From the entries below, copy every line that holds the word "bonne".

== SUPPLIED INFORMATION ==
•••
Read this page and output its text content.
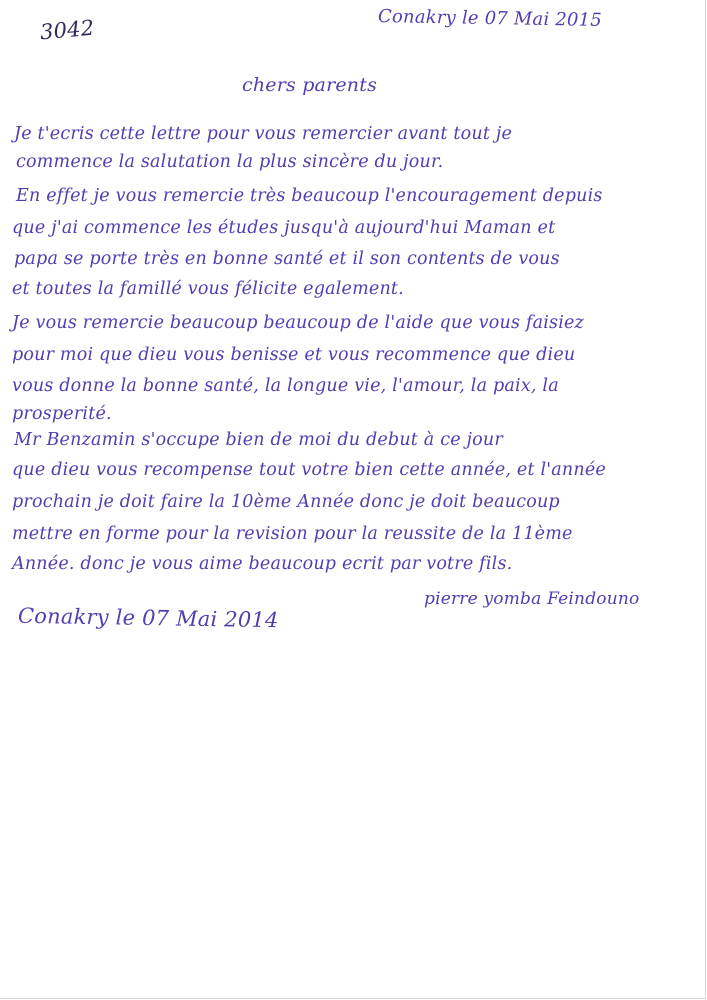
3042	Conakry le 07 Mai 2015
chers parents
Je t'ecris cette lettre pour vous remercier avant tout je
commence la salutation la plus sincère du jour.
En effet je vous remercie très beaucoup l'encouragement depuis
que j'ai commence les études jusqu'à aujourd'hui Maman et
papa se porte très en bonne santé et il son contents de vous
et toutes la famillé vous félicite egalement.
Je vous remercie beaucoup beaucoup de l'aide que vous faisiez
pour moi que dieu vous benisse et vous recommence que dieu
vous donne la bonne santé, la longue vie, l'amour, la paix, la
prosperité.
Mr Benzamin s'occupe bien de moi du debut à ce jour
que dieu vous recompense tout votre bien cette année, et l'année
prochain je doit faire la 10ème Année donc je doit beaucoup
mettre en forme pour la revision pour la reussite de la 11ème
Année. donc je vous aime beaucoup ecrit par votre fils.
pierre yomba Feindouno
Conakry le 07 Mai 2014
•••
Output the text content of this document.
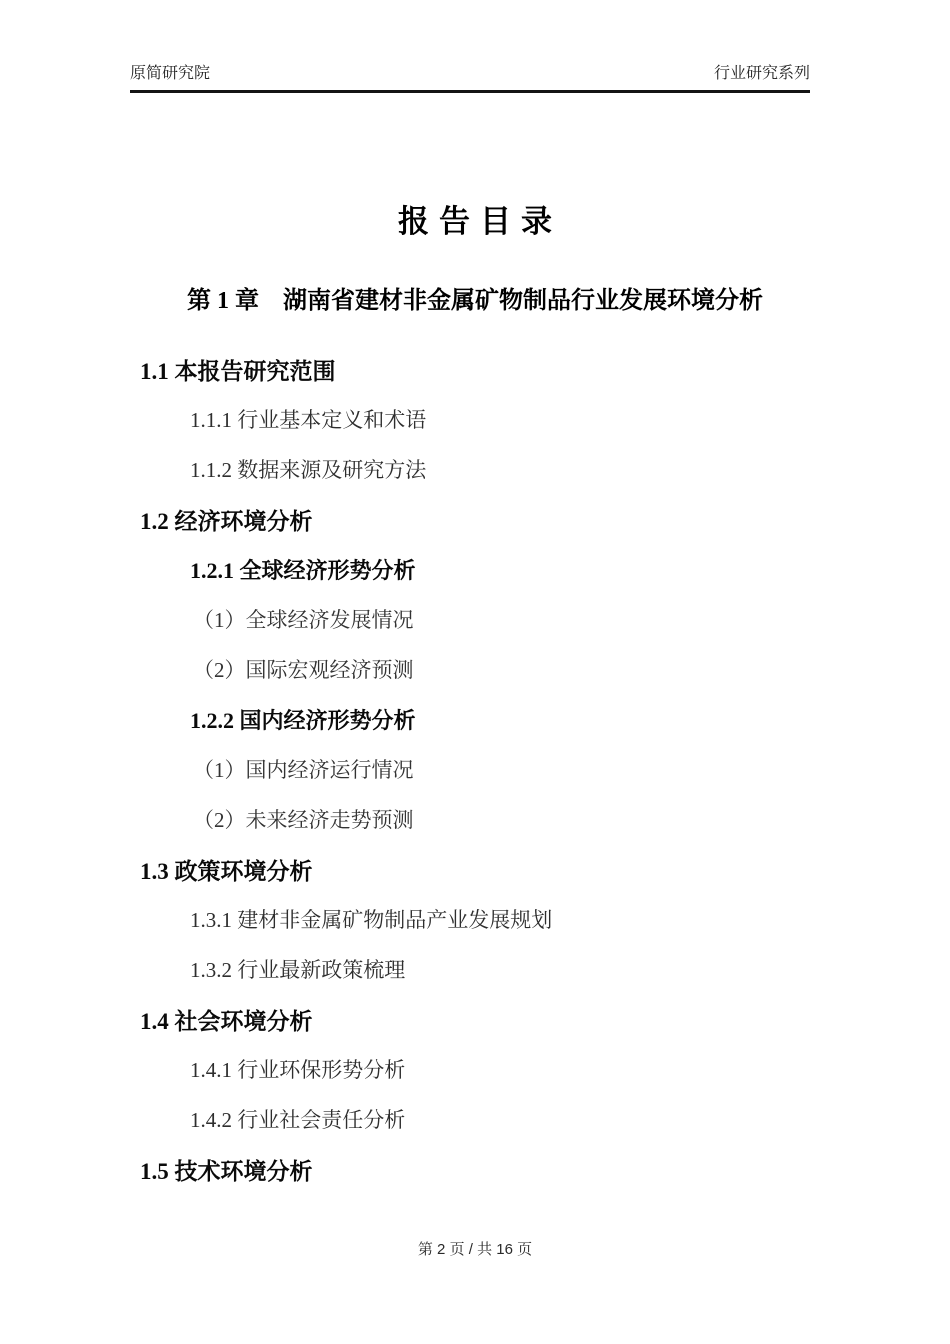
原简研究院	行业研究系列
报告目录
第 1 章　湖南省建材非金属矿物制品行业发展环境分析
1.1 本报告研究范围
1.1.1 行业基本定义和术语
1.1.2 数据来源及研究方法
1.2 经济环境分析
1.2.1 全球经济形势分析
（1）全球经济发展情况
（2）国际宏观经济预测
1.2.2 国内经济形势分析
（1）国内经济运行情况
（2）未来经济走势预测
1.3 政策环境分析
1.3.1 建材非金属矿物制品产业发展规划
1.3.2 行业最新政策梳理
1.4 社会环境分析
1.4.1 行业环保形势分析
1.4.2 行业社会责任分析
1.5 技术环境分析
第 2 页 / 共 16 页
•••
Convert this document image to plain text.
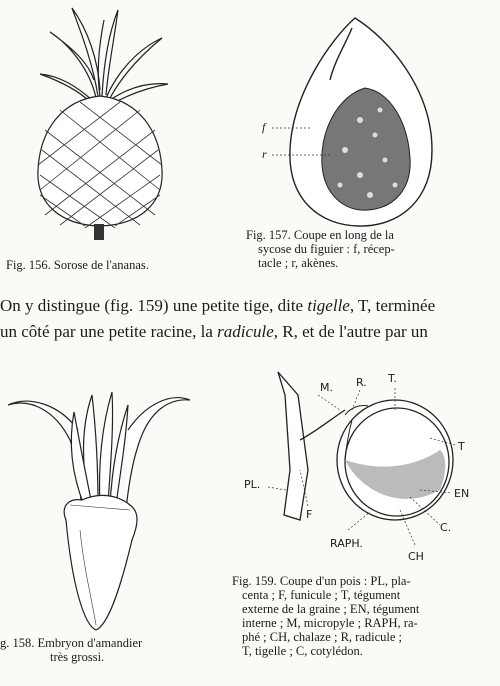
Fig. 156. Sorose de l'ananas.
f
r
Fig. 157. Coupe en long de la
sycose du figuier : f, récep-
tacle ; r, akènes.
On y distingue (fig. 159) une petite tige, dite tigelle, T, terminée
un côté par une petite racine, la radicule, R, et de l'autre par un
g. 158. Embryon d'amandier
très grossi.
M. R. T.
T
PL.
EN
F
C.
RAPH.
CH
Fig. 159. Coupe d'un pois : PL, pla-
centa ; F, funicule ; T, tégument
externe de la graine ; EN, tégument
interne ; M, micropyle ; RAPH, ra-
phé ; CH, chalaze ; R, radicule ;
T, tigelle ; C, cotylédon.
•••
== WORKED ANSWER ==
papa se porte très en bonne santé et il son contents de vous
vous donne la bonne santé, la longue vie, l'amour, la paix, la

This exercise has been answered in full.